[Dataset items]
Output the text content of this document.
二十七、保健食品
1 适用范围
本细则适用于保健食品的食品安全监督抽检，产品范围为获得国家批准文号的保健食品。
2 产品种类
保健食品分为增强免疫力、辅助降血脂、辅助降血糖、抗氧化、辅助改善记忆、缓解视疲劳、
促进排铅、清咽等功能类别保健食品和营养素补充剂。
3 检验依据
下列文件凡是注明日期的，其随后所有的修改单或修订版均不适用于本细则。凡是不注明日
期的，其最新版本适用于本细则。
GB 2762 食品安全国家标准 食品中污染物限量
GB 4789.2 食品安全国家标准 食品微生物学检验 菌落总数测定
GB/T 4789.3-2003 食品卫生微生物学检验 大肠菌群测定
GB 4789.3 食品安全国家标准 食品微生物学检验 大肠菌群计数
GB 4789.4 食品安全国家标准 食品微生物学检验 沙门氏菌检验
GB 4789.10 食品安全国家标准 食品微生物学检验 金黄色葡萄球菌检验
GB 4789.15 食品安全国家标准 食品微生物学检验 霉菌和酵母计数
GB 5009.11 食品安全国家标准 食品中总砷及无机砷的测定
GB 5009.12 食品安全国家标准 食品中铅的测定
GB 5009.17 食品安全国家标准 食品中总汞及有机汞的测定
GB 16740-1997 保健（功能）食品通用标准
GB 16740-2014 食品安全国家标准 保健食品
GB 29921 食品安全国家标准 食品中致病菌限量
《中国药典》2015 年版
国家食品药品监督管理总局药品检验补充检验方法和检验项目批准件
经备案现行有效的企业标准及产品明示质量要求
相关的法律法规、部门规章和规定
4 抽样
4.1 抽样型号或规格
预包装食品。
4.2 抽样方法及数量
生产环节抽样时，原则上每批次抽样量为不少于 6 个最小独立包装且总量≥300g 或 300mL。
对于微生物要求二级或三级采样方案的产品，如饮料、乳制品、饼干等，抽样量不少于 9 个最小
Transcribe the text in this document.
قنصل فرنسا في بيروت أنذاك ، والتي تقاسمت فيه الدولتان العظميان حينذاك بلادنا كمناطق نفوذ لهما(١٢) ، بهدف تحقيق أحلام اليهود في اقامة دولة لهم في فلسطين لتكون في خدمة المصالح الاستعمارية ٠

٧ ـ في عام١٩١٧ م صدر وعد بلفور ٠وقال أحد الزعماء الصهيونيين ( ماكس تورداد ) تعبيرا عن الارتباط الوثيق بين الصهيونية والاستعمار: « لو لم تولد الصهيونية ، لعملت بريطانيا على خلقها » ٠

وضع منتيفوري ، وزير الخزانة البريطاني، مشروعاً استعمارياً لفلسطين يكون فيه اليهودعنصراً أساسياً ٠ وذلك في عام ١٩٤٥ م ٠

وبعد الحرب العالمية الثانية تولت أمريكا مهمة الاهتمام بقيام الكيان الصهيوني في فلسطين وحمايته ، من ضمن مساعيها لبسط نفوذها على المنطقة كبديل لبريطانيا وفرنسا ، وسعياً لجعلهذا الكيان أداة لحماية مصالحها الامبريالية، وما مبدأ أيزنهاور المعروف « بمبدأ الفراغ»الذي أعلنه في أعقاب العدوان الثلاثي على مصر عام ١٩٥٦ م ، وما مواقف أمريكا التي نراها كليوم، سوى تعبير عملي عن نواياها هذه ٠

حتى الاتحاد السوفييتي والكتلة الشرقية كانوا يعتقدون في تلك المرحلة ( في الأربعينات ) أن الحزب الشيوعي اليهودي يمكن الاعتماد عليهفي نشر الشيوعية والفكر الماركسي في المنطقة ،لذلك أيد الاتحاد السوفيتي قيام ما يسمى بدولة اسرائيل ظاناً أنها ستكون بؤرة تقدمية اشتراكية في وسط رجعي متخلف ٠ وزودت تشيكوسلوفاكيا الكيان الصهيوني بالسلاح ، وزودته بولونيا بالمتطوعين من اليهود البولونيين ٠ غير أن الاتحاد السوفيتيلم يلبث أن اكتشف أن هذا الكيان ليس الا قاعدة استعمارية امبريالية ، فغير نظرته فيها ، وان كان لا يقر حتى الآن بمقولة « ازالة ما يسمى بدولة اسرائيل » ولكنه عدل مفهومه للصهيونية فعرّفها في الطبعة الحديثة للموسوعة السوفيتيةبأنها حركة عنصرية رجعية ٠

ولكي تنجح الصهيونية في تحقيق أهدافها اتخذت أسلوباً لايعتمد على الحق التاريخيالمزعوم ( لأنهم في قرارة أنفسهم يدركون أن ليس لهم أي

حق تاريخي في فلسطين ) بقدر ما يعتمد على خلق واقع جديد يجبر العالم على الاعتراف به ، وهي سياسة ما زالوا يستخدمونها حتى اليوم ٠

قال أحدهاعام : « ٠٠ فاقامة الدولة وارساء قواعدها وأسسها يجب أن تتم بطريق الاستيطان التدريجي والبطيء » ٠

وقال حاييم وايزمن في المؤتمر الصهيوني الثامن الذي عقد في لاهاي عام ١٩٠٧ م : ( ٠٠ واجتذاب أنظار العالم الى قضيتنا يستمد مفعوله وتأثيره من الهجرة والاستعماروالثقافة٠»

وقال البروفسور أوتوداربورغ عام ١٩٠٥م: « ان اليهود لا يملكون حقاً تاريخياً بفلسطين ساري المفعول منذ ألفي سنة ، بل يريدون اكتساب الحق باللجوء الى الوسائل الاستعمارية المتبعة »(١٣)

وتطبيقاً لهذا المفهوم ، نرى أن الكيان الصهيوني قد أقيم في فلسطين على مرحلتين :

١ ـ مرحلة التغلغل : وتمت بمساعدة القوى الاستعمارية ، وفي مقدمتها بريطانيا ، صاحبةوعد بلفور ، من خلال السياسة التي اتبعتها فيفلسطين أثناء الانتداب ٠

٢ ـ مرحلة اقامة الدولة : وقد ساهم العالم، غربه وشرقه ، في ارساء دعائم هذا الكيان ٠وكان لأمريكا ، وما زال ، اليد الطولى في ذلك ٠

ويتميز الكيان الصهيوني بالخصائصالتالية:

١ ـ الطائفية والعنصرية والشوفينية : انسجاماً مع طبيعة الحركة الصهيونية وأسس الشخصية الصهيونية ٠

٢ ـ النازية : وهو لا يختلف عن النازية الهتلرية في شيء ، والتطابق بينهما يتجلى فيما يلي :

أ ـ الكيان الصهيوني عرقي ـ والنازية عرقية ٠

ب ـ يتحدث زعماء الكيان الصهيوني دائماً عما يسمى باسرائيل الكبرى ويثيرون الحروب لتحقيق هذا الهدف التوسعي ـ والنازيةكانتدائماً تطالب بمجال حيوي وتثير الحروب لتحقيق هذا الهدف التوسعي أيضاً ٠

THE EXERCISE.
Output all of the data above without any alteration.

SOLUTION FOR THIS PROBLEM.
Output the text content of this document.
二十七、保健食品
1 适用范围
本细则适用于保健食品的食品安全监督抽检，产品范围为获得国家批准文号的保健食品。
2 产品种类
保健食品分为增强免疫力、辅助降血脂、辅助降血糖、抗氧化、辅助改善记忆、缓解视疲劳、
促进排铅、清咽等功能类别保健食品和营养素补充剂。
3 检验依据
下列文件凡是注明日期的，其随后所有的修改单或修订版均不适用于本细则。凡是不注明日
期的，其最新版本适用于本细则。
GB 2762 食品安全国家标准 食品中污染物限量
GB 4789.2 食品安全国家标准 食品微生物学检验 菌落总数测定
GB/T 4789.3-2003 食品卫生微生物学检验 大肠菌群测定
GB 4789.3 食品安全国家标准 食品微生物学检验 大肠菌群计数
GB 4789.4 食品安全国家标准 食品微生物学检验 沙门氏菌检验
GB 4789.10 食品安全国家标准 食品微生物学检验 金黄色葡萄球菌检验
GB 4789.15 食品安全国家标准 食品微生物学检验 霉菌和酵母计数
GB 5009.11 食品安全国家标准 食品中总砷及无机砷的测定
GB 5009.12 食品安全国家标准 食品中铅的测定
GB 5009.17 食品安全国家标准 食品中总汞及有机汞的测定
GB 16740-1997 保健（功能）食品通用标准
GB 16740-2014 食品安全国家标准 保健食品
GB 29921 食品安全国家标准 食品中致病菌限量
《中国药典》2015 年版
国家食品药品监督管理总局药品检验补充检验方法和检验项目批准件
经备案现行有效的企业标准及产品明示质量要求
相关的法律法规、部门规章和规定
4 抽样
4.1 抽样型号或规格
预包装食品。
4.2 抽样方法及数量
生产环节抽样时，原则上每批次抽样量为不少于 6 个最小独立包装且总量≥300g 或 300mL。
对于微生物要求二级或三级采样方案的产品，如饮料、乳制品、饼干等，抽样量不少于 9 个最小
Transcribe the text in this document.
قنصل فرنسا في بيروت أنذاك ، والتي تقاسمت فيه الدولتان العظميان حينذاك بلادنا كمناطق نفوذ لهما(١٢) ، بهدف تحقيق أحلام اليهود في اقامة دولة لهم في فلسطين لتكون في خدمة المصالح الاستعمارية ٠

٧ ـ في عام١٩١٧ م صدر وعد بلفور ٠وقال أحد الزعماء الصهيونيين ( ماكس تورداد ) تعبيرا عن الارتباط الوثيق بين الصهيونية والاستعمار: « لو لم تولد الصهيونية ، لعملت بريطانيا على خلقها » ٠

وضع منتيفوري ، وزير الخزانة البريطاني، مشروعاً استعمارياً لفلسطين يكون فيه اليهودعنصراً أساسياً ٠ وذلك في عام ١٩٤٥ م ٠

وبعد الحرب العالمية الثانية تولت أمريكا مهمة الاهتمام بقيام الكيان الصهيوني في فلسطين وحمايته ، من ضمن مساعيها لبسط نفوذها على المنطقة كبديل لبريطانيا وفرنسا ، وسعياً لجعلهذا الكيان أداة لحماية مصالحها الامبريالية، وما مبدأ أيزنهاور المعروف « بمبدأ الفراغ»الذي أعلنه في أعقاب العدوان الثلاثي على مصر عام ١٩٥٦ م ، وما مواقف أمريكا التي نراها كليوم، سوى تعبير عملي عن نواياها هذه ٠

حتى الاتحاد السوفييتي والكتلة الشرقية كانوا يعتقدون في تلك المرحلة ( في الأربعينات ) أن الحزب الشيوعي اليهودي يمكن الاعتماد عليهفي نشر الشيوعية والفكر الماركسي في المنطقة ،لذلك أيد الاتحاد السوفيتي قيام ما يسمى بدولة اسرائيل ظاناً أنها ستكون بؤرة تقدمية اشتراكية في وسط رجعي متخلف ٠ وزودت تشيكوسلوفاكيا الكيان الصهيوني بالسلاح ، وزودته بولونيا بالمتطوعين من اليهود البولونيين ٠ غير أن الاتحاد السوفيتيلم يلبث أن اكتشف أن هذا الكيان ليس الا قاعدة استعمارية امبريالية ، فغير نظرته فيها ، وان كان لا يقر حتى الآن بمقولة « ازالة ما يسمى بدولة اسرائيل » ولكنه عدل مفهومه للصهيونية فعرّفها في الطبعة الحديثة للموسوعة السوفيتيةبأنها حركة عنصرية رجعية ٠

ولكي تنجح الصهيونية في تحقيق أهدافها اتخذت أسلوباً لايعتمد على الحق التاريخيالمزعوم ( لأنهم في قرارة أنفسهم يدركون أن ليس لهم أي

حق تاريخي في فلسطين ) بقدر ما يعتمد على خلق واقع جديد يجبر العالم على الاعتراف به ، وهي سياسة ما زالوا يستخدمونها حتى اليوم ٠

قال أحدهاعام : « ٠٠ فاقامة الدولة وارساء قواعدها وأسسها يجب أن تتم بطريق الاستيطان التدريجي والبطيء » ٠

وقال حاييم وايزمن في المؤتمر الصهيوني الثامن الذي عقد في لاهاي عام ١٩٠٧ م : ( ٠٠ واجتذاب أنظار العالم الى قضيتنا يستمد مفعوله وتأثيره من الهجرة والاستعماروالثقافة٠»

وقال البروفسور أوتوداربورغ عام ١٩٠٥م: « ان اليهود لا يملكون حقاً تاريخياً بفلسطين ساري المفعول منذ ألفي سنة ، بل يريدون اكتساب الحق باللجوء الى الوسائل الاستعمارية المتبعة »(١٣)

وتطبيقاً لهذا المفهوم ، نرى أن الكيان الصهيوني قد أقيم في فلسطين على مرحلتين :

١ ـ مرحلة التغلغل : وتمت بمساعدة القوى الاستعمارية ، وفي مقدمتها بريطانيا ، صاحبةوعد بلفور ، من خلال السياسة التي اتبعتها فيفلسطين أثناء الانتداب ٠

٢ ـ مرحلة اقامة الدولة : وقد ساهم العالم، غربه وشرقه ، في ارساء دعائم هذا الكيان ٠وكان لأمريكا ، وما زال ، اليد الطولى في ذلك ٠

ويتميز الكيان الصهيوني بالخصائصالتالية:

١ ـ الطائفية والعنصرية والشوفينية : انسجاماً مع طبيعة الحركة الصهيونية وأسس الشخصية الصهيونية ٠

٢ ـ النازية : وهو لا يختلف عن النازية الهتلرية في شيء ، والتطابق بينهما يتجلى فيما يلي :

أ ـ الكيان الصهيوني عرقي ـ والنازية عرقية ٠

ب ـ يتحدث زعماء الكيان الصهيوني دائماً عما يسمى باسرائيل الكبرى ويثيرون الحروب لتحقيق هذا الهدف التوسعي ـ والنازيةكانتدائماً تطالب بمجال حيوي وتثير الحروب لتحقيق هذا الهدف التوسعي أيضاً ٠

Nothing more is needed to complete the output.